Data supplied:
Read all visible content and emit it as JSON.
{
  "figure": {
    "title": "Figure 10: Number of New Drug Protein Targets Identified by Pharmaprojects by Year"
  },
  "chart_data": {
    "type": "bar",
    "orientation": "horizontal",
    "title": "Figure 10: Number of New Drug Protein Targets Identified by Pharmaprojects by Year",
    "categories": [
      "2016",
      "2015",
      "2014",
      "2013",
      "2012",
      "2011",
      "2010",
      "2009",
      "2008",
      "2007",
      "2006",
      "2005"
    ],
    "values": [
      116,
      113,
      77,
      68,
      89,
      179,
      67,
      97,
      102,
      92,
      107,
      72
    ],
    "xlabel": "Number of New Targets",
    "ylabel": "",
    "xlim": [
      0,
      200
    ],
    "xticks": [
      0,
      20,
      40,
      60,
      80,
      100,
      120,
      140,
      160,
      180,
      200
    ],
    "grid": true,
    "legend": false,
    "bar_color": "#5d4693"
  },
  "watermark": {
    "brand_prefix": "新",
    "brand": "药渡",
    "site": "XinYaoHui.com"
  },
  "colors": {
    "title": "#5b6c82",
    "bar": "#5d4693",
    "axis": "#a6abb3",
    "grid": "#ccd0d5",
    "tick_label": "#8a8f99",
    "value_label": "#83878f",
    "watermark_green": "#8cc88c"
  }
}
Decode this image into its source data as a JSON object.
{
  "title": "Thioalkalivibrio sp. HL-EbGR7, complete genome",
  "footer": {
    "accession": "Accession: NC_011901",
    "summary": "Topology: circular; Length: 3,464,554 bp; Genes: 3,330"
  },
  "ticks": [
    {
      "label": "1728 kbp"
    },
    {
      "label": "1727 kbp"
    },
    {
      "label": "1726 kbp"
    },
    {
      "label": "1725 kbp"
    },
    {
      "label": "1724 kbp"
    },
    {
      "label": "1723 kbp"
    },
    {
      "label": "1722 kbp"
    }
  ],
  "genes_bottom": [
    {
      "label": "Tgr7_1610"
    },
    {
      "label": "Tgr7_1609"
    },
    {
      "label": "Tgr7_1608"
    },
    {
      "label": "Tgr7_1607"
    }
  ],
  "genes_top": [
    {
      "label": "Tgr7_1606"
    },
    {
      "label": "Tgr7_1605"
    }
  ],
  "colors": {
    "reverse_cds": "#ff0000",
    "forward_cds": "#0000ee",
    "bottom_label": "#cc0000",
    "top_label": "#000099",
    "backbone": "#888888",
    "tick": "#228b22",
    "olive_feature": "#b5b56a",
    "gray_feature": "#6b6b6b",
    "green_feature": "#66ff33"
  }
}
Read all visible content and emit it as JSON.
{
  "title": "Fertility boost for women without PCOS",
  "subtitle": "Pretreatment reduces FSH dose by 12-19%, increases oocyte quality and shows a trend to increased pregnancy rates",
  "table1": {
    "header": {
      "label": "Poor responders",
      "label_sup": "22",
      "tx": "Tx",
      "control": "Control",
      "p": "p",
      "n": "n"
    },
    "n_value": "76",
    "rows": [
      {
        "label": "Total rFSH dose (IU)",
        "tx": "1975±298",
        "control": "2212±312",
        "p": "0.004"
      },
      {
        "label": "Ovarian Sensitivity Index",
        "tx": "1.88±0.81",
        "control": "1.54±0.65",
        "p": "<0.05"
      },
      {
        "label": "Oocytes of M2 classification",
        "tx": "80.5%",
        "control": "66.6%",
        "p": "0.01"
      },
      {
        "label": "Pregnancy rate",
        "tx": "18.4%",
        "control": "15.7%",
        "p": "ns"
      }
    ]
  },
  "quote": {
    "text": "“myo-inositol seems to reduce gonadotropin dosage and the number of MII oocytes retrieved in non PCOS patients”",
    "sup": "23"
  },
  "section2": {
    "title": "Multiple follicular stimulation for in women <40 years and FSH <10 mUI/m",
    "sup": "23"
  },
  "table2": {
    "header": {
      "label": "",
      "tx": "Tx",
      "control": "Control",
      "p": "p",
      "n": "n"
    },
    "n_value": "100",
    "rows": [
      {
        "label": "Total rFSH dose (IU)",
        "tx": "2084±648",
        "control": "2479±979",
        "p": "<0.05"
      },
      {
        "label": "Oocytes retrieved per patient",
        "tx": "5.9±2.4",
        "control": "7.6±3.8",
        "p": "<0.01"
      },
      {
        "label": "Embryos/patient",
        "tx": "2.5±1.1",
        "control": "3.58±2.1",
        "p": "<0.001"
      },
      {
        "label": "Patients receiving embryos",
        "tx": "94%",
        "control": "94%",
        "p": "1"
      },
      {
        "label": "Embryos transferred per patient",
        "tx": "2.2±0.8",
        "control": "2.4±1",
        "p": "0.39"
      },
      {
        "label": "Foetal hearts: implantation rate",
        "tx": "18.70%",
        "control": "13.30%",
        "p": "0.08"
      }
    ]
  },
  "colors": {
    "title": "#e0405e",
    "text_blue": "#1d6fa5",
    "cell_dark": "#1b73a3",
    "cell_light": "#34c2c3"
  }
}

Work item: Reproduce the preceding entries exactly and completely.

Solved exercise:
Read all visible content and emit it as JSON.
{
  "figure": {
    "title": "Figure 10: Number of New Drug Protein Targets Identified by Pharmaprojects by Year"
  },
  "chart_data": {
    "type": "bar",
    "orientation": "horizontal",
    "title": "Figure 10: Number of New Drug Protein Targets Identified by Pharmaprojects by Year",
    "categories": [
      "2016",
      "2015",
      "2014",
      "2013",
      "2012",
      "2011",
      "2010",
      "2009",
      "2008",
      "2007",
      "2006",
      "2005"
    ],
    "values": [
      116,
      113,
      77,
      68,
      89,
      179,
      67,
      97,
      102,
      92,
      107,
      72
    ],
    "xlabel": "Number of New Targets",
    "ylabel": "",
    "xlim": [
      0,
      200
    ],
    "xticks": [
      0,
      20,
      40,
      60,
      80,
      100,
      120,
      140,
      160,
      180,
      200
    ],
    "grid": true,
    "legend": false,
    "bar_color": "#5d4693"
  },
  "watermark": {
    "brand_prefix": "新",
    "brand": "药渡",
    "site": "XinYaoHui.com"
  },
  "colors": {
    "title": "#5b6c82",
    "bar": "#5d4693",
    "axis": "#a6abb3",
    "grid": "#ccd0d5",
    "tick_label": "#8a8f99",
    "value_label": "#83878f",
    "watermark_green": "#8cc88c"
  }
}
Decode this image into its source data as a JSON object.
{
  "title": "Thioalkalivibrio sp. HL-EbGR7, complete genome",
  "footer": {
    "accession": "Accession: NC_011901",
    "summary": "Topology: circular; Length: 3,464,554 bp; Genes: 3,330"
  },
  "ticks": [
    {
      "label": "1728 kbp"
    },
    {
      "label": "1727 kbp"
    },
    {
      "label": "1726 kbp"
    },
    {
      "label": "1725 kbp"
    },
    {
      "label": "1724 kbp"
    },
    {
      "label": "1723 kbp"
    },
    {
      "label": "1722 kbp"
    }
  ],
  "genes_bottom": [
    {
      "label": "Tgr7_1610"
    },
    {
      "label": "Tgr7_1609"
    },
    {
      "label": "Tgr7_1608"
    },
    {
      "label": "Tgr7_1607"
    }
  ],
  "genes_top": [
    {
      "label": "Tgr7_1606"
    },
    {
      "label": "Tgr7_1605"
    }
  ],
  "colors": {
    "reverse_cds": "#ff0000",
    "forward_cds": "#0000ee",
    "bottom_label": "#cc0000",
    "top_label": "#000099",
    "backbone": "#888888",
    "tick": "#228b22",
    "olive_feature": "#b5b56a",
    "gray_feature": "#6b6b6b",
    "green_feature": "#66ff33"
  }
}
Read all visible content and emit it as JSON.
{
  "title": "Fertility boost for women without PCOS",
  "subtitle": "Pretreatment reduces FSH dose by 12-19%, increases oocyte quality and shows a trend to increased pregnancy rates",
  "table1": {
    "header": {
      "label": "Poor responders",
      "label_sup": "22",
      "tx": "Tx",
      "control": "Control",
      "p": "p",
      "n": "n"
    },
    "n_value": "76",
    "rows": [
      {
        "label": "Total rFSH dose (IU)",
        "tx": "1975±298",
        "control": "2212±312",
        "p": "0.004"
      },
      {
        "label": "Ovarian Sensitivity Index",
        "tx": "1.88±0.81",
        "control": "1.54±0.65",
        "p": "<0.05"
      },
      {
        "label": "Oocytes of M2 classification",
        "tx": "80.5%",
        "control": "66.6%",
        "p": "0.01"
      },
      {
        "label": "Pregnancy rate",
        "tx": "18.4%",
        "control": "15.7%",
        "p": "ns"
      }
    ]
  },
  "quote": {
    "text": "“myo-inositol seems to reduce gonadotropin dosage and the number of MII oocytes retrieved in non PCOS patients”",
    "sup": "23"
  },
  "section2": {
    "title": "Multiple follicular stimulation for in women <40 years and FSH <10 mUI/m",
    "sup": "23"
  },
  "table2": {
    "header": {
      "label": "",
      "tx": "Tx",
      "control": "Control",
      "p": "p",
      "n": "n"
    },
    "n_value": "100",
    "rows": [
      {
        "label": "Total rFSH dose (IU)",
        "tx": "2084±648",
        "control": "2479±979",
        "p": "<0.05"
      },
      {
        "label": "Oocytes retrieved per patient",
        "tx": "5.9±2.4",
        "control": "7.6±3.8",
        "p": "<0.01"
      },
      {
        "label": "Embryos/patient",
        "tx": "2.5±1.1",
        "control": "3.58±2.1",
        "p": "<0.001"
      },
      {
        "label": "Patients receiving embryos",
        "tx": "94%",
        "control": "94%",
        "p": "1"
      },
      {
        "label": "Embryos transferred per patient",
        "tx": "2.2±0.8",
        "control": "2.4±1",
        "p": "0.39"
      },
      {
        "label": "Foetal hearts: implantation rate",
        "tx": "18.70%",
        "control": "13.30%",
        "p": "0.08"
      }
    ]
  },
  "colors": {
    "title": "#e0405e",
    "text_blue": "#1d6fa5",
    "cell_dark": "#1b73a3",
    "cell_light": "#34c2c3"
  }
}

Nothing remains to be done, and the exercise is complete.